### Collected data entries
----

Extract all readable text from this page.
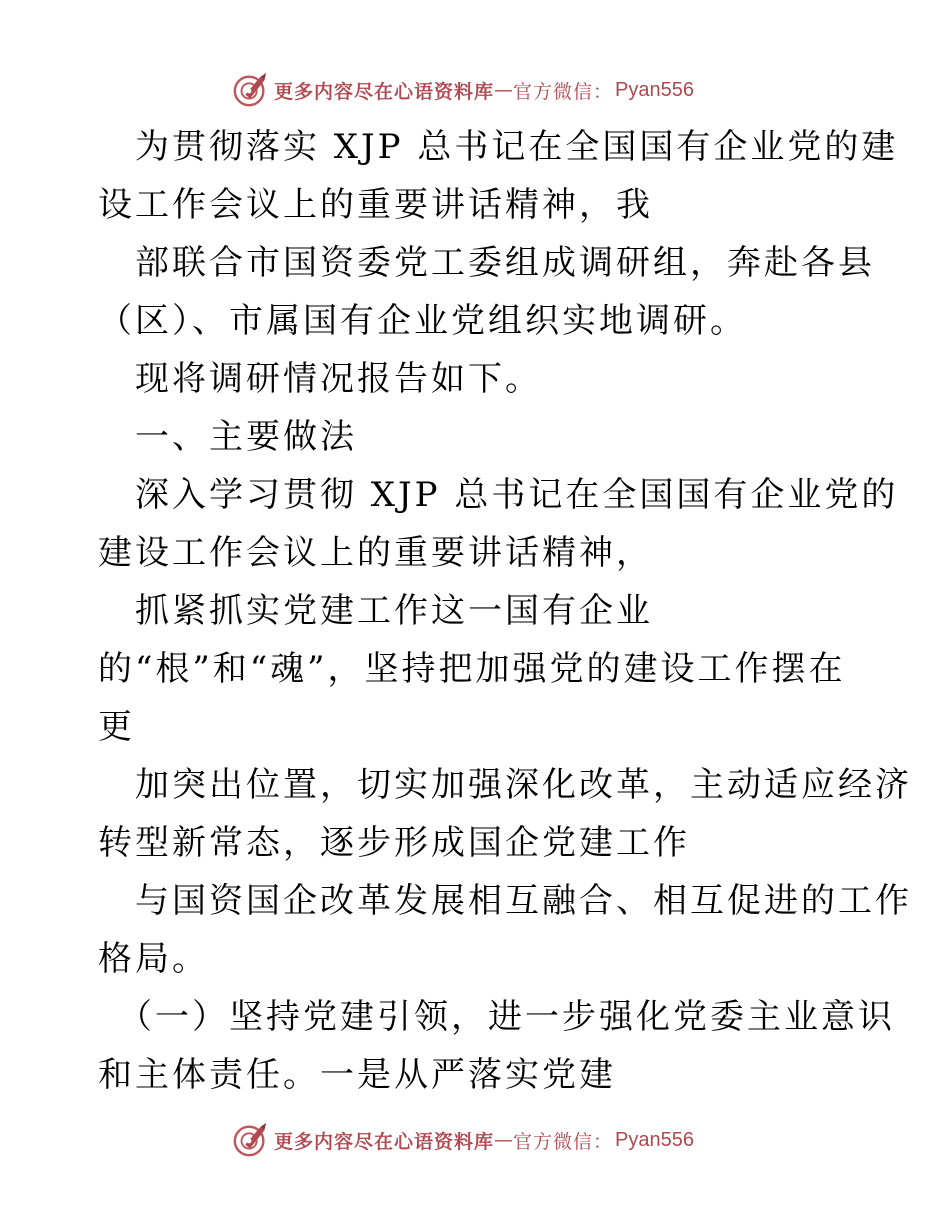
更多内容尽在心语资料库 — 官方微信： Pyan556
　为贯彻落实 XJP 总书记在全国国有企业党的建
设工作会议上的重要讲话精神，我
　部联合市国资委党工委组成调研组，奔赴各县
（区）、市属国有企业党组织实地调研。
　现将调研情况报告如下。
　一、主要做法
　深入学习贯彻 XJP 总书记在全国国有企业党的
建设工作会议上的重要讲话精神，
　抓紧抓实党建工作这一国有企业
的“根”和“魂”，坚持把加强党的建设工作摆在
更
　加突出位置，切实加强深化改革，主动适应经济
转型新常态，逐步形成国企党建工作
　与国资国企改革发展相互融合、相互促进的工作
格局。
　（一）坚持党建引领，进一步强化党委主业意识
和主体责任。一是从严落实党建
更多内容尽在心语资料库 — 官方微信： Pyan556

----

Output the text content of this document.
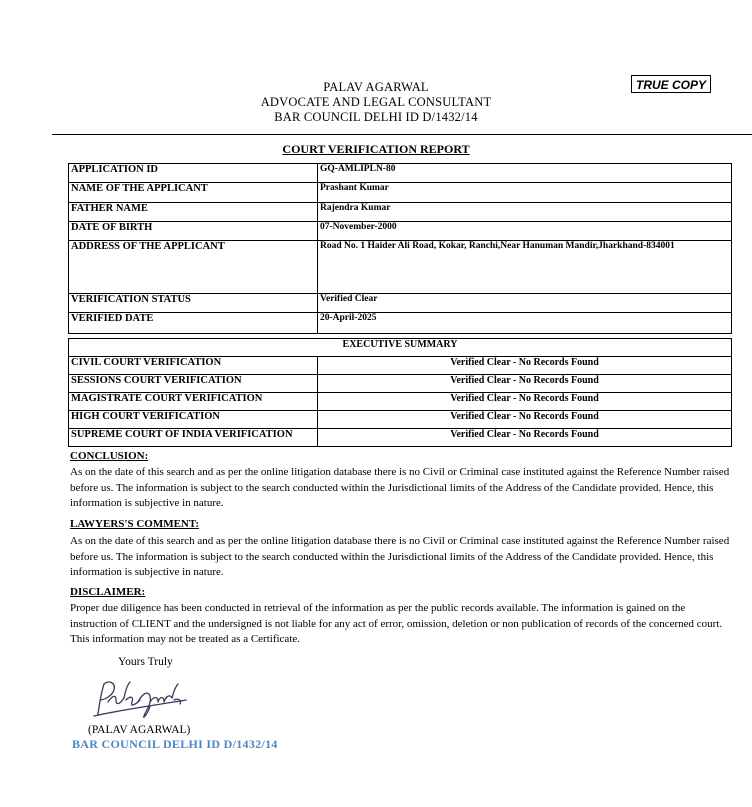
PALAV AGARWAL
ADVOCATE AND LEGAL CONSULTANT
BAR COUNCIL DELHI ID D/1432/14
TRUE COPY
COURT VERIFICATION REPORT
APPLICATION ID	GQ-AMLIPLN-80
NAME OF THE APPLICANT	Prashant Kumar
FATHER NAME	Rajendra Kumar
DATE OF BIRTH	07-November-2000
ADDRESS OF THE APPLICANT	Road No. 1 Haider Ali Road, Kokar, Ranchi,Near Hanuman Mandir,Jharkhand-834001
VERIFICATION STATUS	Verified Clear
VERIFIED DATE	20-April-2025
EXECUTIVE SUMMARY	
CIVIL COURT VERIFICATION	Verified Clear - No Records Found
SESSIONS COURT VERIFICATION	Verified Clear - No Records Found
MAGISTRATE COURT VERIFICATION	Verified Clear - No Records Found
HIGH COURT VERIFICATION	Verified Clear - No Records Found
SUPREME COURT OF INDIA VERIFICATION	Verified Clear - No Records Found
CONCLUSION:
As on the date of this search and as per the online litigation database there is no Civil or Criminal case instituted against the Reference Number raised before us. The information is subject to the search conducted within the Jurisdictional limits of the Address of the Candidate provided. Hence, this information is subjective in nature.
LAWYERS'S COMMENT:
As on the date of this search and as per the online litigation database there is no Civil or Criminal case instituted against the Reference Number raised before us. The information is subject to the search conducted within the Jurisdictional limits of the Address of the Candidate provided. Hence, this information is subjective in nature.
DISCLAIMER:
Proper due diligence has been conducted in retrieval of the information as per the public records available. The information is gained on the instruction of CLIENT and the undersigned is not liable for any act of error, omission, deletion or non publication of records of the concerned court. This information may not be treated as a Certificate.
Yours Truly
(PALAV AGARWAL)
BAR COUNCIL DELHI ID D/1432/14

----

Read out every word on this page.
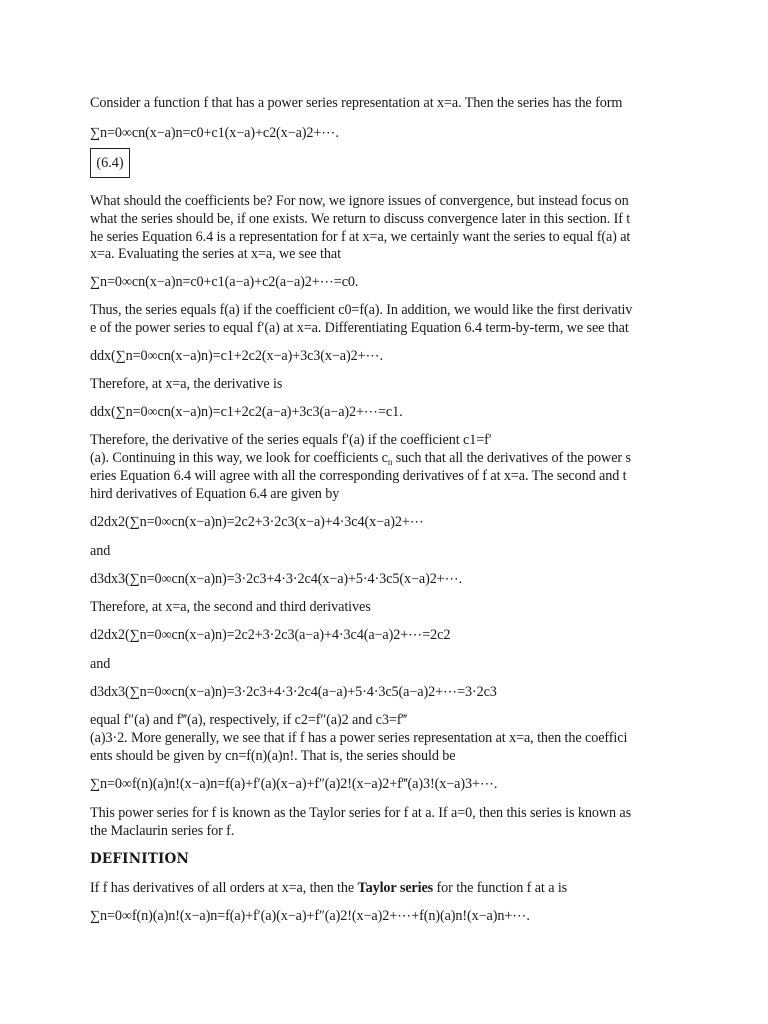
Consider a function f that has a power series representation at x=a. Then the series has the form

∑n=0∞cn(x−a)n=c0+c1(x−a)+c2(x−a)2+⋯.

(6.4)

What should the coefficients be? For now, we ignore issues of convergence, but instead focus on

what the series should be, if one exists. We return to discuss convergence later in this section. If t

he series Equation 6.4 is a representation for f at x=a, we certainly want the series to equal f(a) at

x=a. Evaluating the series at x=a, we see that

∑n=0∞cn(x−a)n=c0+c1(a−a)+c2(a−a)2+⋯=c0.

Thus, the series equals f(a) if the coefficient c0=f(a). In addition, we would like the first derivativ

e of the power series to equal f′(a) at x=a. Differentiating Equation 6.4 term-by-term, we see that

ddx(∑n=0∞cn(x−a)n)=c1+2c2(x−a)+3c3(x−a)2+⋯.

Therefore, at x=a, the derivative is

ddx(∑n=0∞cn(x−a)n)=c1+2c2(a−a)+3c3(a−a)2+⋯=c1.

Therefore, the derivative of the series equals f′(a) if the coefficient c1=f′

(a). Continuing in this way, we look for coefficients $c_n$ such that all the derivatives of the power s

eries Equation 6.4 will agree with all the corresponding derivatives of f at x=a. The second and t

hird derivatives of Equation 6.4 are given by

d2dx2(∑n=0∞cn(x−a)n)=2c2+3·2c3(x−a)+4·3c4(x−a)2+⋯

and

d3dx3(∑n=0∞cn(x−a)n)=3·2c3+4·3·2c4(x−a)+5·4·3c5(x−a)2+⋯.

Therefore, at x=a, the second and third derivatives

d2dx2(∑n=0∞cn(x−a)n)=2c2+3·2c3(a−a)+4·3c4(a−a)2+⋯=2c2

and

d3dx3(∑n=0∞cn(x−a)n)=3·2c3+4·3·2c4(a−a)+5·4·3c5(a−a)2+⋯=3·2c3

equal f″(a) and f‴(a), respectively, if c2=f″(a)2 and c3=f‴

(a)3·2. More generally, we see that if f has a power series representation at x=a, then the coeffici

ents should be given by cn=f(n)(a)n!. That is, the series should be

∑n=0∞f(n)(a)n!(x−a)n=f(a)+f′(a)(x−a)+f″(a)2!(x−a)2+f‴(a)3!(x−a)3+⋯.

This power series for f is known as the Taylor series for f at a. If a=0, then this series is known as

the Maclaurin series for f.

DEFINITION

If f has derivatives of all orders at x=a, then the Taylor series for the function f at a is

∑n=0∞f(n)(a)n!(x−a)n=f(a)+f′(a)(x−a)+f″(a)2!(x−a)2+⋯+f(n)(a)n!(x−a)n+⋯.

----

### Short problem
Locate the word "second" in the records and collect each line it appears in.

### Solution for this task
eries Equation 6.4 will agree with all the corresponding derivatives of f at x=a. The second and t
Therefore, at x=a, the second and third derivatives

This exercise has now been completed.